*** RAW DATA ***

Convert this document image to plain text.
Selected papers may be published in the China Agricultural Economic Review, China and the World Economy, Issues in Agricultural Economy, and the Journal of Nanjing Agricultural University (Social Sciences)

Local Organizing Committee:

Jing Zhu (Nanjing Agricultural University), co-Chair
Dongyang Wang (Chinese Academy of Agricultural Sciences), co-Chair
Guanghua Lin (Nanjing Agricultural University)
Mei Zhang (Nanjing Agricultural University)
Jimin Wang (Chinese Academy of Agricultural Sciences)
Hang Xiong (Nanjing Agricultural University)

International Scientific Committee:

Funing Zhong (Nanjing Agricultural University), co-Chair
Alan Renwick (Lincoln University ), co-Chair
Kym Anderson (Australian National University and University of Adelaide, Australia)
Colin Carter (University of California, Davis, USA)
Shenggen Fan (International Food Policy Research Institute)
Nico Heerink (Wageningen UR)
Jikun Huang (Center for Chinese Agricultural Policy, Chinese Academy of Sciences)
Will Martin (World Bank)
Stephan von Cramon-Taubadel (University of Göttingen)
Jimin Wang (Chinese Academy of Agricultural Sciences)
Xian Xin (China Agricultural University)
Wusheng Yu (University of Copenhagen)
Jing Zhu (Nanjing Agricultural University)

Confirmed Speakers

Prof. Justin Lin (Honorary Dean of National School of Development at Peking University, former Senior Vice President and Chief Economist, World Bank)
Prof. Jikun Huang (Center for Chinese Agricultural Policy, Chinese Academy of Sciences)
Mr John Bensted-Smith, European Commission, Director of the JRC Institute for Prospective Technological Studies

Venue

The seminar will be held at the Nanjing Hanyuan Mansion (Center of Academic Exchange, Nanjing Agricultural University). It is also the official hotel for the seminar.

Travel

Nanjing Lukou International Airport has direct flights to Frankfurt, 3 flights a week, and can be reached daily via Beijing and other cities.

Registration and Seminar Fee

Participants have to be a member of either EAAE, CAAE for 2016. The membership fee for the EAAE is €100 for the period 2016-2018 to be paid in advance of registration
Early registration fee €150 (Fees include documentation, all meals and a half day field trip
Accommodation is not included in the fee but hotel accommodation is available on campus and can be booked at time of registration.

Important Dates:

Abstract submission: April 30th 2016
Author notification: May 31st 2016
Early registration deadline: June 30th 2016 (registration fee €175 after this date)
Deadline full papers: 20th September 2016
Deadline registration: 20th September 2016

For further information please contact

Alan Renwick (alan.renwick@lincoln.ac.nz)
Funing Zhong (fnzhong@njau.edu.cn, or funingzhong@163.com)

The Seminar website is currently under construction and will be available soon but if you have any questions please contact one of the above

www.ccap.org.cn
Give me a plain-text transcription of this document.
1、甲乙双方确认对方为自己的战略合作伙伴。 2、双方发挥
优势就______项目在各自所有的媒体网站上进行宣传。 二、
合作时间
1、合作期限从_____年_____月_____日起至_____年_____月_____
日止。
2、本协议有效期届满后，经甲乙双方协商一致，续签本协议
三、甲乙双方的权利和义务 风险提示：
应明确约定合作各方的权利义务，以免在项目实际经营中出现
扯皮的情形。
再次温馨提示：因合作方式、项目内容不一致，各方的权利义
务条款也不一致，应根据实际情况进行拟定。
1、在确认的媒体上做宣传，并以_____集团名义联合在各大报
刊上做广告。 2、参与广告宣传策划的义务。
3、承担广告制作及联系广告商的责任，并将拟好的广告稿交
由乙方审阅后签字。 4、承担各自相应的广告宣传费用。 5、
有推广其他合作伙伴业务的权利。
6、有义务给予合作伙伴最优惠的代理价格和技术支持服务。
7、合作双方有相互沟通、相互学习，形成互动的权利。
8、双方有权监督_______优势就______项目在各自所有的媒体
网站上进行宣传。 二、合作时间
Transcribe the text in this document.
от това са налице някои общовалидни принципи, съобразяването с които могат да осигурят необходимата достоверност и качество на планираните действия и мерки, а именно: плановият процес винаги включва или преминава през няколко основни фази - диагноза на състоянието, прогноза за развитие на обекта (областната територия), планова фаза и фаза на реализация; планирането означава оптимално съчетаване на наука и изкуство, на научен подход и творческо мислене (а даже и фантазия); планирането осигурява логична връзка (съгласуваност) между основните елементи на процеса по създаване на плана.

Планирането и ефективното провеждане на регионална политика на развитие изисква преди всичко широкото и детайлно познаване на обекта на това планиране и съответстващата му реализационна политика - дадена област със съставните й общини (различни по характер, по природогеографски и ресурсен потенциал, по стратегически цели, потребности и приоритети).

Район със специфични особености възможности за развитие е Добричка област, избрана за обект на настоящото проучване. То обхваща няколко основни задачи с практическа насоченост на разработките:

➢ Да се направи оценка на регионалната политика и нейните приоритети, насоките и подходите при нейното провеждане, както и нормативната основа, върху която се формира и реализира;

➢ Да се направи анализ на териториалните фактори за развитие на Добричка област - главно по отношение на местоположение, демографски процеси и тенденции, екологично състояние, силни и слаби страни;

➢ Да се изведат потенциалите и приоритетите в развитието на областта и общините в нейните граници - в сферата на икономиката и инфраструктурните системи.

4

***

- **TASK PROMPT**
Each line above must be printed exactly as it appears.

- **WORKED SOLUTION**
Convert this document image to plain text.
Selected papers may be published in the China Agricultural Economic Review, China and the World Economy, Issues in Agricultural Economy, and the Journal of Nanjing Agricultural University (Social Sciences)

Local Organizing Committee:

Jing Zhu (Nanjing Agricultural University), co-Chair
Dongyang Wang (Chinese Academy of Agricultural Sciences), co-Chair
Guanghua Lin (Nanjing Agricultural University)
Mei Zhang (Nanjing Agricultural University)
Jimin Wang (Chinese Academy of Agricultural Sciences)
Hang Xiong (Nanjing Agricultural University)

International Scientific Committee:

Funing Zhong (Nanjing Agricultural University), co-Chair
Alan Renwick (Lincoln University ), co-Chair
Kym Anderson (Australian National University and University of Adelaide, Australia)
Colin Carter (University of California, Davis, USA)
Shenggen Fan (International Food Policy Research Institute)
Nico Heerink (Wageningen UR)
Jikun Huang (Center for Chinese Agricultural Policy, Chinese Academy of Sciences)
Will Martin (World Bank)
Stephan von Cramon-Taubadel (University of Göttingen)
Jimin Wang (Chinese Academy of Agricultural Sciences)
Xian Xin (China Agricultural University)
Wusheng Yu (University of Copenhagen)
Jing Zhu (Nanjing Agricultural University)

Confirmed Speakers

Prof. Justin Lin (Honorary Dean of National School of Development at Peking University, former Senior Vice President and Chief Economist, World Bank)
Prof. Jikun Huang (Center for Chinese Agricultural Policy, Chinese Academy of Sciences)
Mr John Bensted-Smith, European Commission, Director of the JRC Institute for Prospective Technological Studies

Venue

The seminar will be held at the Nanjing Hanyuan Mansion (Center of Academic Exchange, Nanjing Agricultural University). It is also the official hotel for the seminar.

Travel

Nanjing Lukou International Airport has direct flights to Frankfurt, 3 flights a week, and can be reached daily via Beijing and other cities.

Registration and Seminar Fee

Participants have to be a member of either EAAE, CAAE for 2016. The membership fee for the EAAE is €100 for the period 2016-2018 to be paid in advance of registration
Early registration fee €150 (Fees include documentation, all meals and a half day field trip
Accommodation is not included in the fee but hotel accommodation is available on campus and can be booked at time of registration.

Important Dates:

Abstract submission: April 30th 2016
Author notification: May 31st 2016
Early registration deadline: June 30th 2016 (registration fee €175 after this date)
Deadline full papers: 20th September 2016
Deadline registration: 20th September 2016

For further information please contact

Alan Renwick (alan.renwick@lincoln.ac.nz)
Funing Zhong (fnzhong@njau.edu.cn, or funingzhong@163.com)

The Seminar website is currently under construction and will be available soon but if you have any questions please contact one of the above

www.ccap.org.cn
Give me a plain-text transcription of this document.
1、甲乙双方确认对方为自己的战略合作伙伴。 2、双方发挥
优势就______项目在各自所有的媒体网站上进行宣传。 二、
合作时间
1、合作期限从_____年_____月_____日起至_____年_____月_____
日止。
2、本协议有效期届满后，经甲乙双方协商一致，续签本协议
三、甲乙双方的权利和义务 风险提示：
应明确约定合作各方的权利义务，以免在项目实际经营中出现
扯皮的情形。
再次温馨提示：因合作方式、项目内容不一致，各方的权利义
务条款也不一致，应根据实际情况进行拟定。
1、在确认的媒体上做宣传，并以_____集团名义联合在各大报
刊上做广告。 2、参与广告宣传策划的义务。
3、承担广告制作及联系广告商的责任，并将拟好的广告稿交
由乙方审阅后签字。 4、承担各自相应的广告宣传费用。 5、
有推广其他合作伙伴业务的权利。
6、有义务给予合作伙伴最优惠的代理价格和技术支持服务。
7、合作双方有相互沟通、相互学习，形成互动的权利。
8、双方有权监督_______优势就______项目在各自所有的媒体
网站上进行宣传。 二、合作时间
Transcribe the text in this document.
от това са налице някои общовалидни принципи, съобразяването с които могат да осигурят необходимата достоверност и качество на планираните действия и мерки, а именно: плановият процес винаги включва или преминава през няколко основни фази - диагноза на състоянието, прогноза за развитие на обекта (областната територия), планова фаза и фаза на реализация; планирането означава оптимално съчетаване на наука и изкуство, на научен подход и творческо мислене (а даже и фантазия); планирането осигурява логична връзка (съгласуваност) между основните елементи на процеса по създаване на плана.

Планирането и ефективното провеждане на регионална политика на развитие изисква преди всичко широкото и детайлно познаване на обекта на това планиране и съответстващата му реализационна политика - дадена област със съставните й общини (различни по характер, по природогеографски и ресурсен потенциал, по стратегически цели, потребности и приоритети).

Район със специфични особености възможности за развитие е Добричка област, избрана за обект на настоящото проучване. То обхваща няколко основни задачи с практическа насоченост на разработките:

➢ Да се направи оценка на регионалната политика и нейните приоритети, насоките и подходите при нейното провеждане, както и нормативната основа, върху която се формира и реализира;

➢ Да се направи анализ на териториалните фактори за развитие на Добричка област - главно по отношение на местоположение, демографски процеси и тенденции, екологично състояние, силни и слаби страни;

➢ Да се изведат потенциалите и приоритетите в развитието на областта и общините в нейните граници - в сферата на икономиката и инфраструктурните системи.

4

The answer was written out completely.